» **Required work**
Transcribe each of the records below exactly, excluding all pictures.

» **The input**

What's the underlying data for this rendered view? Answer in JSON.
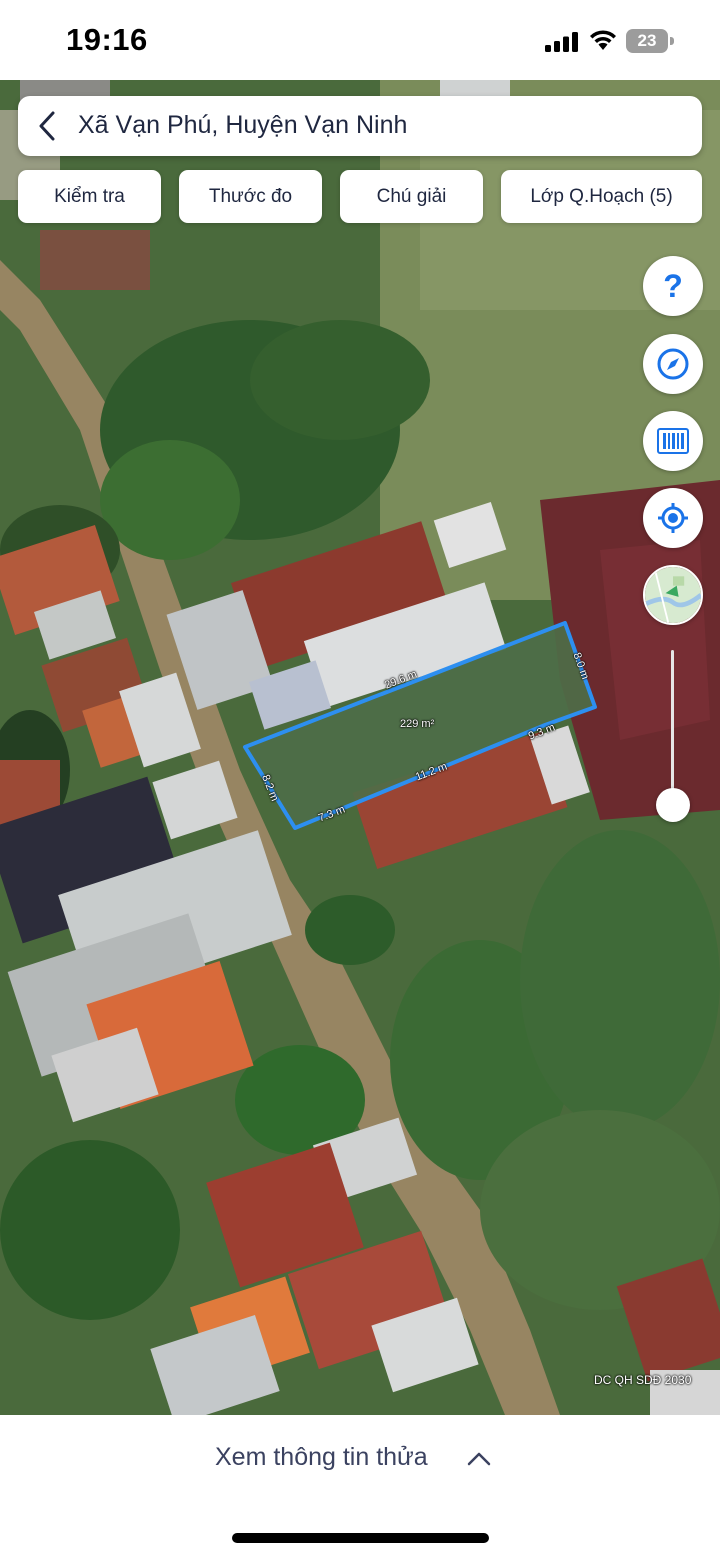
{
  "status_bar": {
    "time": "19:16",
    "battery_level": "23",
    "icons": [
      "signal-icon",
      "wifi-icon",
      "battery-icon"
    ]
  },
  "search": {
    "location": "Xã Vạn Phú, Huyện Vạn Ninh",
    "back_icon": "chevron-left-icon"
  },
  "toolbar": {
    "buttons": [
      {
        "label": "Kiểm tra"
      },
      {
        "label": "Thước đo"
      },
      {
        "label": "Chú giải"
      },
      {
        "label": "Lớp Q.Hoạch (5)"
      }
    ]
  },
  "side_controls": {
    "icons": [
      "help-icon",
      "compass-icon",
      "barcode-icon",
      "locate-icon",
      "map-layer-thumbnail"
    ],
    "zoom_level_fraction": 0.9
  },
  "plot": {
    "area": "229 m²",
    "edges": [
      "29.6 m",
      "8.0 m",
      "9.3 m",
      "11.2 m",
      "7.3 m",
      "8.2 m"
    ],
    "outline_color": "#2d8ff0"
  },
  "map": {
    "credit": "DC QH SDĐ 2030"
  },
  "bottom_panel": {
    "label": "Xem thông tin thửa",
    "chevron_icon": "chevron-up-icon"
  }
}
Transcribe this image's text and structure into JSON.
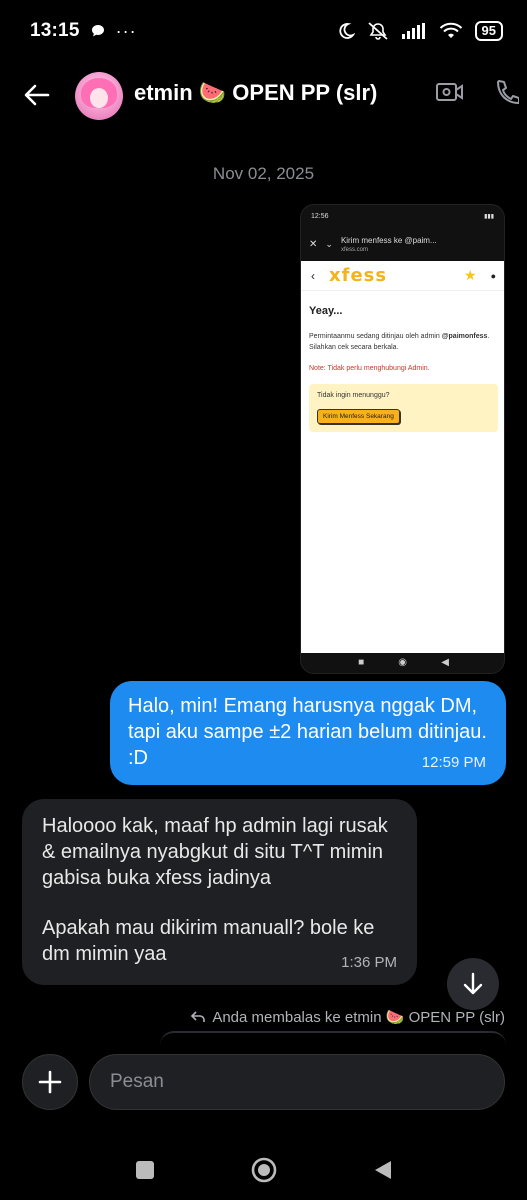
{
  "status_bar": {
    "time": "13:15",
    "battery": "95"
  },
  "header": {
    "title": "etmin 🍉 OPEN PP (slr)"
  },
  "date_separator": "Nov 02, 2025",
  "shared_screenshot": {
    "time": "12:56",
    "url_title": "Kirim menfess ke @paim...",
    "url_domain": "xfess.com",
    "logo": "xfess",
    "heading": "Yeay...",
    "paragraph_prefix": "Permintaanmu sedang ditinjau oleh admin",
    "paragraph_handle": "@paimonfess",
    "paragraph_suffix": ". Silahkan cek secara berkala.",
    "note": "Note: Tidak perlu menghubungi Admin.",
    "question": "Tidak ingin menunggu?",
    "button": "Kirim Menfess Sekarang"
  },
  "messages": [
    {
      "direction": "out",
      "text": "Halo, min! Emang harusnya nggak DM, tapi aku sampe ±2 harian belum ditinjau. :D",
      "time": "12:59 PM"
    },
    {
      "direction": "in",
      "text": "Haloooo kak, maaf hp admin lagi rusak & emailnya nyabgkut di situ T^T mimin gabisa buka xfess jadinya",
      "text2": "Apakah mau dikirim manuall? bole ke dm mimin yaa",
      "time": "1:36 PM"
    }
  ],
  "reply_info": "Anda membalas ke etmin 🍉 OPEN PP (slr)",
  "composer": {
    "placeholder": "Pesan"
  },
  "colors": {
    "outgoing_bubble": "#1d8bf0",
    "incoming_bubble": "#1f2024",
    "background": "#000000"
  }
}
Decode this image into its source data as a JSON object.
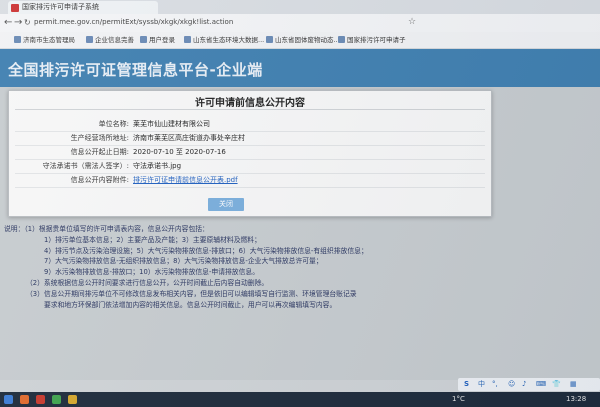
{
  "browser": {
    "tab_title": "国家排污许可申请子系统",
    "url": "permit.mee.gov.cn/permitExt/syssb/xkgk/xkgk!list.action",
    "bookmarks": [
      "济南市生态管理局",
      "企业信息完善",
      "用户登录",
      "山东省生态环境大数据...",
      "山东省固体废物动态...",
      "国家排污许可申请子"
    ]
  },
  "page": {
    "title": "全国排污许可证管理信息平台-企业端"
  },
  "modal": {
    "title": "许可申请前信息公开内容",
    "rows": [
      {
        "label": "单位名称:",
        "value": "莱芜市仙山建材有限公司"
      },
      {
        "label": "生产经营场所地址:",
        "value": "济南市莱芜区高庄街道办事处辛庄村"
      },
      {
        "label": "信息公开起止日期:",
        "value": "2020-07-10 至 2020-07-16"
      },
      {
        "label": "守法承诺书（需法人签字）:",
        "value": "守法承诺书.jpg"
      },
      {
        "label": "信息公开内容附件:",
        "value": "排污许可证申请前信息公开表.pdf"
      }
    ],
    "close_label": "关闭"
  },
  "notes": [
    "说明：（1）根据贵单位填写的许可申请表内容，信息公开内容包括：",
    "1）排污单位基本信息；2）主要产品及产能；3）主要原辅材料及燃料；",
    "4）排污节点及污染治理设施；5）大气污染物排放信息-排放口；6）大气污染物排放信息-有组织排放信息；",
    "7）大气污染物排放信息-无组织排放信息；8）大气污染物排放信息-企业大气排放总许可量；",
    "9）水污染物排放信息-排放口；10）水污染物排放信息-申请排放信息。",
    "（2）系统根据信息公开时间要求进行信息公开，公开时间截止后内容自动删除。",
    "（3）信息公开期间排污单位不可修改信息发布相关内容，但是依旧可以编辑填写自行监测、环境管理台账记录",
    "要求和地方环保部门依法增加内容的相关信息。信息公开时间截止，用户可以再次编辑填写内容。"
  ],
  "floatbar": {
    "text1": "中",
    "text2": "⌨",
    "text3": "👕"
  },
  "taskbar": {
    "weather": "1°C",
    "time": "13:28"
  }
}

» **Exercise result**
What's the underlying data for this rendered view? Answer in JSON.
{
  "status_bar": {
    "time": "19:16",
    "battery_level": "23",
    "icons": [
      "signal-icon",
      "wifi-icon",
      "battery-icon"
    ]
  },
  "search": {
    "location": "Xã Vạn Phú, Huyện Vạn Ninh",
    "back_icon": "chevron-left-icon"
  },
  "toolbar": {
    "buttons": [
      {
        "label": "Kiểm tra"
      },
      {
        "label": "Thước đo"
      },
      {
        "label": "Chú giải"
      },
      {
        "label": "Lớp Q.Hoạch (5)"
      }
    ]
  },
  "side_controls": {
    "icons": [
      "help-icon",
      "compass-icon",
      "barcode-icon",
      "locate-icon",
      "map-layer-thumbnail"
    ],
    "zoom_level_fraction": 0.9
  },
  "plot": {
    "area": "229 m²",
    "edges": [
      "29.6 m",
      "8.0 m",
      "9.3 m",
      "11.2 m",
      "7.3 m",
      "8.2 m"
    ],
    "outline_color": "#2d8ff0"
  },
  "map": {
    "credit": "DC QH SDĐ 2030"
  },
  "bottom_panel": {
    "label": "Xem thông tin thửa",
    "chevron_icon": "chevron-up-icon"
  }
}
Transcribe this image's text and structure into JSON.
{
  "status_bar": {
    "time": "13:15",
    "battery": "95"
  },
  "header": {
    "title": "etmin 🍉 OPEN PP (slr)"
  },
  "date_separator": "Nov 02, 2025",
  "shared_screenshot": {
    "time": "12:56",
    "url_title": "Kirim menfess ke @paim...",
    "url_domain": "xfess.com",
    "logo": "xfess",
    "heading": "Yeay...",
    "paragraph_prefix": "Permintaanmu sedang ditinjau oleh admin",
    "paragraph_handle": "@paimonfess",
    "paragraph_suffix": ". Silahkan cek secara berkala.",
    "note": "Note: Tidak perlu menghubungi Admin.",
    "question": "Tidak ingin menunggu?",
    "button": "Kirim Menfess Sekarang"
  },
  "messages": [
    {
      "direction": "out",
      "text": "Halo, min! Emang harusnya nggak DM, tapi aku sampe ±2 harian belum ditinjau. :D",
      "time": "12:59 PM"
    },
    {
      "direction": "in",
      "text": "Haloooo kak, maaf hp admin lagi rusak & emailnya nyabgkut di situ T^T mimin gabisa buka xfess jadinya",
      "text2": "Apakah mau dikirim manuall? bole ke dm mimin yaa",
      "time": "1:36 PM"
    }
  ],
  "reply_info": "Anda membalas ke etmin 🍉 OPEN PP (slr)",
  "composer": {
    "placeholder": "Pesan"
  },
  "colors": {
    "outgoing_bubble": "#1d8bf0",
    "incoming_bubble": "#1f2024",
    "background": "#000000"
  }
}
Decode this image into its source data as a JSON object.
{
  "browser": {
    "tab_title": "国家排污许可申请子系统",
    "url": "permit.mee.gov.cn/permitExt/syssb/xkgk/xkgk!list.action",
    "bookmarks": [
      "济南市生态管理局",
      "企业信息完善",
      "用户登录",
      "山东省生态环境大数据...",
      "山东省固体废物动态...",
      "国家排污许可申请子"
    ]
  },
  "page": {
    "title": "全国排污许可证管理信息平台-企业端"
  },
  "modal": {
    "title": "许可申请前信息公开内容",
    "rows": [
      {
        "label": "单位名称:",
        "value": "莱芜市仙山建材有限公司"
      },
      {
        "label": "生产经营场所地址:",
        "value": "济南市莱芜区高庄街道办事处辛庄村"
      },
      {
        "label": "信息公开起止日期:",
        "value": "2020-07-10 至 2020-07-16"
      },
      {
        "label": "守法承诺书（需法人签字）:",
        "value": "守法承诺书.jpg"
      },
      {
        "label": "信息公开内容附件:",
        "value": "排污许可证申请前信息公开表.pdf"
      }
    ],
    "close_label": "关闭"
  },
  "notes": [
    "说明：（1）根据贵单位填写的许可申请表内容，信息公开内容包括：",
    "1）排污单位基本信息；2）主要产品及产能；3）主要原辅材料及燃料；",
    "4）排污节点及污染治理设施；5）大气污染物排放信息-排放口；6）大气污染物排放信息-有组织排放信息；",
    "7）大气污染物排放信息-无组织排放信息；8）大气污染物排放信息-企业大气排放总许可量；",
    "9）水污染物排放信息-排放口；10）水污染物排放信息-申请排放信息。",
    "（2）系统根据信息公开时间要求进行信息公开，公开时间截止后内容自动删除。",
    "（3）信息公开期间排污单位不可修改信息发布相关内容，但是依旧可以编辑填写自行监测、环境管理台账记录",
    "要求和地方环保部门依法增加内容的相关信息。信息公开时间截止，用户可以再次编辑填写内容。"
  ],
  "floatbar": {
    "text1": "中",
    "text2": "⌨",
    "text3": "👕"
  },
  "taskbar": {
    "weather": "1°C",
    "time": "13:28"
  }
}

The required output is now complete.